::: Data records

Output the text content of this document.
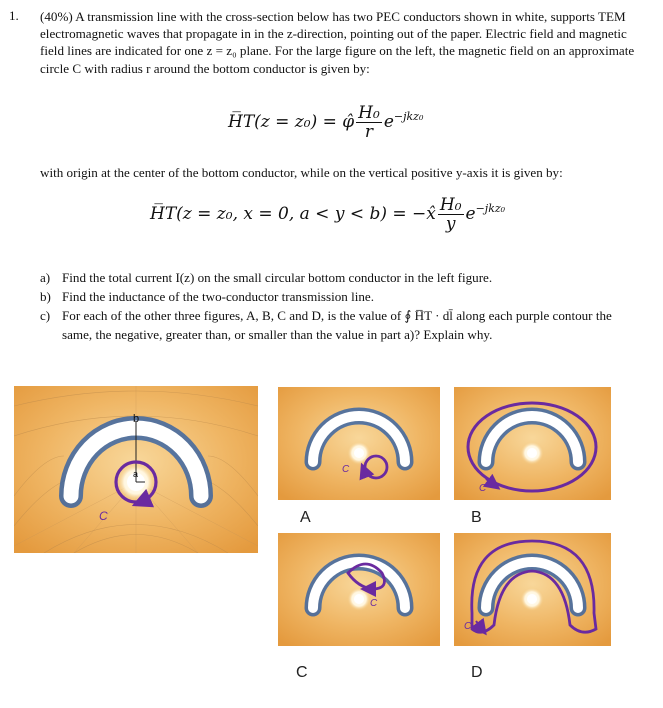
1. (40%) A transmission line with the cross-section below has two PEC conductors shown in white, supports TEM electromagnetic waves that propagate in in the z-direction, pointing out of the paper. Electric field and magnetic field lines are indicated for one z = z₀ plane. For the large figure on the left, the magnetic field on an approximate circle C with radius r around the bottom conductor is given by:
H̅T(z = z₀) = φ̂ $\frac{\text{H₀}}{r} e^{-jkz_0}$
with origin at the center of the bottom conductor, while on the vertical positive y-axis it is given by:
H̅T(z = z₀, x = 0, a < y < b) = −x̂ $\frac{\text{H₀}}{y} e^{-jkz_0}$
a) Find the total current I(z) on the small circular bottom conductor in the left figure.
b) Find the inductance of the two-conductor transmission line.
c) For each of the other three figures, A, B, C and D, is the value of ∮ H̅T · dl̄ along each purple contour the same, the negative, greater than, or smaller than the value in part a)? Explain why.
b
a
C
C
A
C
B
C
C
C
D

::::::
::: Data records

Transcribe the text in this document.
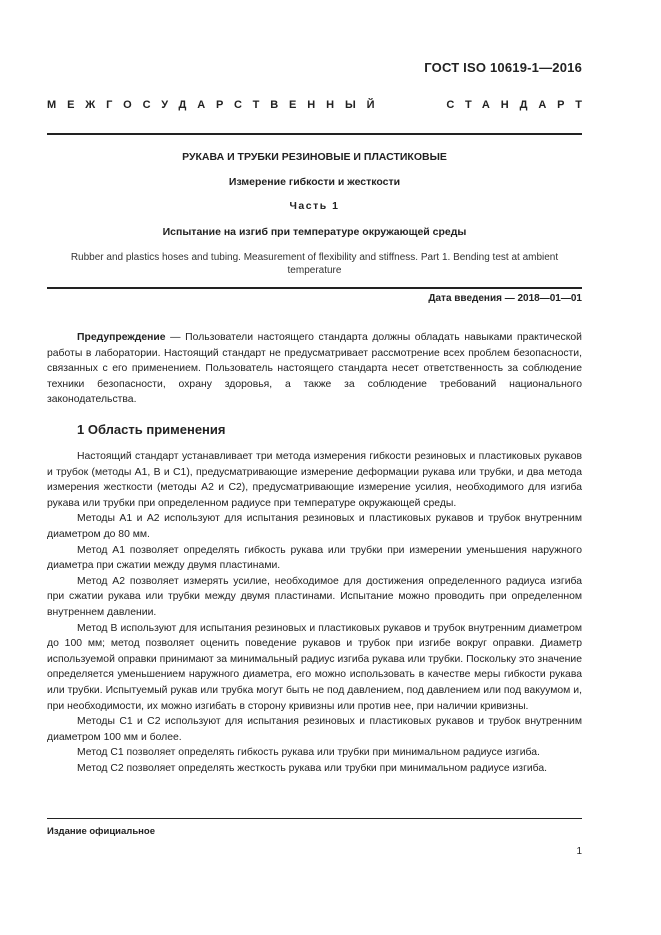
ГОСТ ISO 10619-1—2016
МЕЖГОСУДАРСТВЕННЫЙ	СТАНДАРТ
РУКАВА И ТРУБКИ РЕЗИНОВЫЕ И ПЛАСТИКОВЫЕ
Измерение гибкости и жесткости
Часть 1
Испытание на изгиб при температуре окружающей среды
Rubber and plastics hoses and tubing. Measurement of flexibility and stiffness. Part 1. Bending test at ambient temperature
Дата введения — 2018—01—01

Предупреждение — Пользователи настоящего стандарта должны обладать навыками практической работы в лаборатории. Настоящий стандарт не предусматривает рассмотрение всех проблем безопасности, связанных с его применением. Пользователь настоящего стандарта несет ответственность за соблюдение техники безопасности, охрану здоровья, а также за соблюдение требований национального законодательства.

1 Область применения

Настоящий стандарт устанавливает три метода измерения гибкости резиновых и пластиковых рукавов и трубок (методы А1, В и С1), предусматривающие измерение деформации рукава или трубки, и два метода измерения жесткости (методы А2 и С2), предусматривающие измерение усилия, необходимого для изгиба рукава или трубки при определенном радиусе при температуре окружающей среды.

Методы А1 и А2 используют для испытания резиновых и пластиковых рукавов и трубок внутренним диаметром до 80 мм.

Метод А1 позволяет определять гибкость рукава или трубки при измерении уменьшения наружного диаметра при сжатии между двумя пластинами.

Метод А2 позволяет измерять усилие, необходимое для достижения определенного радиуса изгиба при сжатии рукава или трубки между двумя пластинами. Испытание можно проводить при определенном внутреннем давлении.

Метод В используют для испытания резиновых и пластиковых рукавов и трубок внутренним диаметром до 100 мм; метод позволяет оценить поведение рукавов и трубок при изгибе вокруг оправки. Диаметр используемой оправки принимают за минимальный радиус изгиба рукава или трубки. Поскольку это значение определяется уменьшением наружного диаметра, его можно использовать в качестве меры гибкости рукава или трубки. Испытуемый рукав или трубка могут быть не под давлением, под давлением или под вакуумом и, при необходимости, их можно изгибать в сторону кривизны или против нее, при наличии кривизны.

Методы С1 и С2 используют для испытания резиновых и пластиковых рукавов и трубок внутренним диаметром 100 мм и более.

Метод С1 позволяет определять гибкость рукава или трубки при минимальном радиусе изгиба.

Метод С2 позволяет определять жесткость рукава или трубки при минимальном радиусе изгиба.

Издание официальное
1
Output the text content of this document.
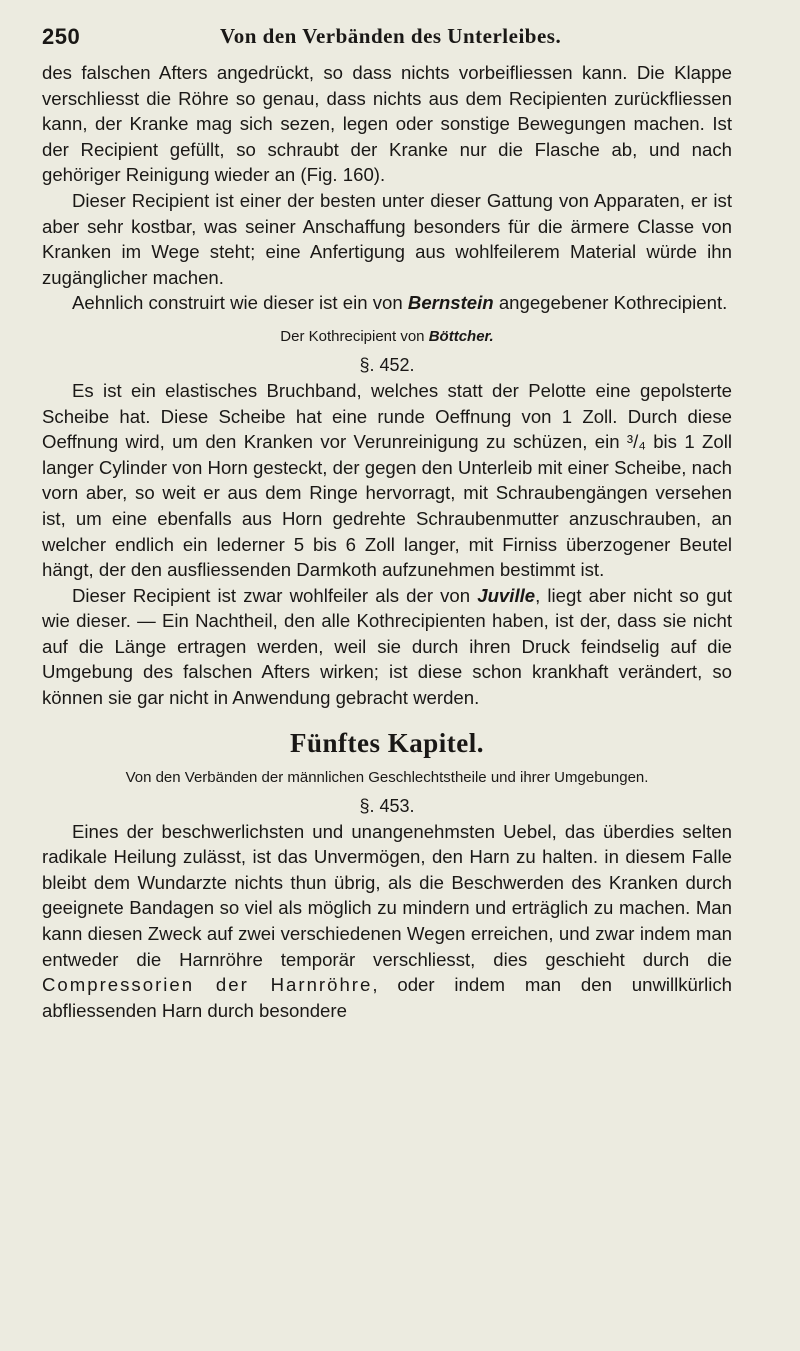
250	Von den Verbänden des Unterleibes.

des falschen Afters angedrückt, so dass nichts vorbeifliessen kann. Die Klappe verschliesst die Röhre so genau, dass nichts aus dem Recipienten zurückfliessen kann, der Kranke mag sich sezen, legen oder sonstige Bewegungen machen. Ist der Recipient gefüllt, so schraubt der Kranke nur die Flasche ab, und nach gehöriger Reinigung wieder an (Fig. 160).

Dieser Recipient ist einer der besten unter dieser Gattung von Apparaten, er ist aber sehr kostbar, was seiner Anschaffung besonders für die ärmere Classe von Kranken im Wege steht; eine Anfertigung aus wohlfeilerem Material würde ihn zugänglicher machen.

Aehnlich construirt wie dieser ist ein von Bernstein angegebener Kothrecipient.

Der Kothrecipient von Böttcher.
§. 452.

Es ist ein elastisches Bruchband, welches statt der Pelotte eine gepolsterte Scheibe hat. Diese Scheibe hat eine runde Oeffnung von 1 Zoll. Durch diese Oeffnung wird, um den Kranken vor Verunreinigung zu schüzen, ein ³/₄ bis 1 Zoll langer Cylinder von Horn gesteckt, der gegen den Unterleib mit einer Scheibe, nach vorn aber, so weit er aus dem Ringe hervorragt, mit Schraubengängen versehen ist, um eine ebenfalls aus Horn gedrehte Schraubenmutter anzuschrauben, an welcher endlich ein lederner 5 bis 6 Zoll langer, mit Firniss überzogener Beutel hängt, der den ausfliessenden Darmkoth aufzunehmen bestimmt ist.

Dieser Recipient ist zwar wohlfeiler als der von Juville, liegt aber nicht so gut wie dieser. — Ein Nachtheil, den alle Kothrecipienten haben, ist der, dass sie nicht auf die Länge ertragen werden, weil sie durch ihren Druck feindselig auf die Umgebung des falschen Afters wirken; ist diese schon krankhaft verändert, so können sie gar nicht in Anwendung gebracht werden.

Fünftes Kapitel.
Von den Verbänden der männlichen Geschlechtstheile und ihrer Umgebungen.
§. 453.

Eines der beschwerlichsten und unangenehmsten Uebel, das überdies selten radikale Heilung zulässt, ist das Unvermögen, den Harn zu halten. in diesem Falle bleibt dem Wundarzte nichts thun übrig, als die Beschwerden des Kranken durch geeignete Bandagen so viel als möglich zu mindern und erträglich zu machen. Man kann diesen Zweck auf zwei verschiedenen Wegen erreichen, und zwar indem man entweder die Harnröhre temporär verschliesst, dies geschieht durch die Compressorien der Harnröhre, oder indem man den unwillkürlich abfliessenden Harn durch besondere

::::::
::: Data records

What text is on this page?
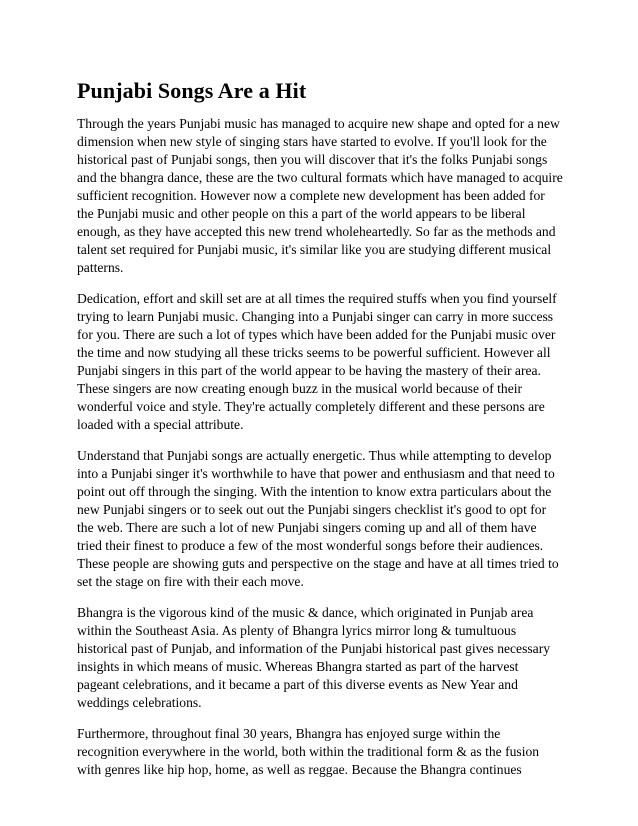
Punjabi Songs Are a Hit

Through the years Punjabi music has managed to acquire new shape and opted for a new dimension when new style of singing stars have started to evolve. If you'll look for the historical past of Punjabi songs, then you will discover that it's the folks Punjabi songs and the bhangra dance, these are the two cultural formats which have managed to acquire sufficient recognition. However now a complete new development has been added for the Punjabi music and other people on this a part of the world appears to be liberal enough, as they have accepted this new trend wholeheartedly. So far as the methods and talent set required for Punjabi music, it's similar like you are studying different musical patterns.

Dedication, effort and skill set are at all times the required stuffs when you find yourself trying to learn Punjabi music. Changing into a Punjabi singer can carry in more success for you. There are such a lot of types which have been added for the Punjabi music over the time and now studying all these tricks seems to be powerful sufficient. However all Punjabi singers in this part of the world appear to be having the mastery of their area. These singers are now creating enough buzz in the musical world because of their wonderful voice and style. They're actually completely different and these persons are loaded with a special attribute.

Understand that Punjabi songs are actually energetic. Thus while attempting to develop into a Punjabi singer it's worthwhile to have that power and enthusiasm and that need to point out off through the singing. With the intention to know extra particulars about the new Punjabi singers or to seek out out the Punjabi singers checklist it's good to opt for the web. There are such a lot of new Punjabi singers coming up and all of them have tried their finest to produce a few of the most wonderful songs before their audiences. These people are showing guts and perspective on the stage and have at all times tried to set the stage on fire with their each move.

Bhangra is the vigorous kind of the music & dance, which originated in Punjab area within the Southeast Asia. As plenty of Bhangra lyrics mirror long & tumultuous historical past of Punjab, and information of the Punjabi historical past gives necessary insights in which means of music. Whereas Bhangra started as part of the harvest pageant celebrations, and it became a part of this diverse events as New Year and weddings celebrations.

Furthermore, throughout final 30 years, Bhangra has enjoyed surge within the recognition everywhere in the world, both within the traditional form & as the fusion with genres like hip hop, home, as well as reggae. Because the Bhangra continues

::::::

Written instruction —
The word "nichts" may appear on some lines. Report how many lines hold it, giving the number alone.

Output —
2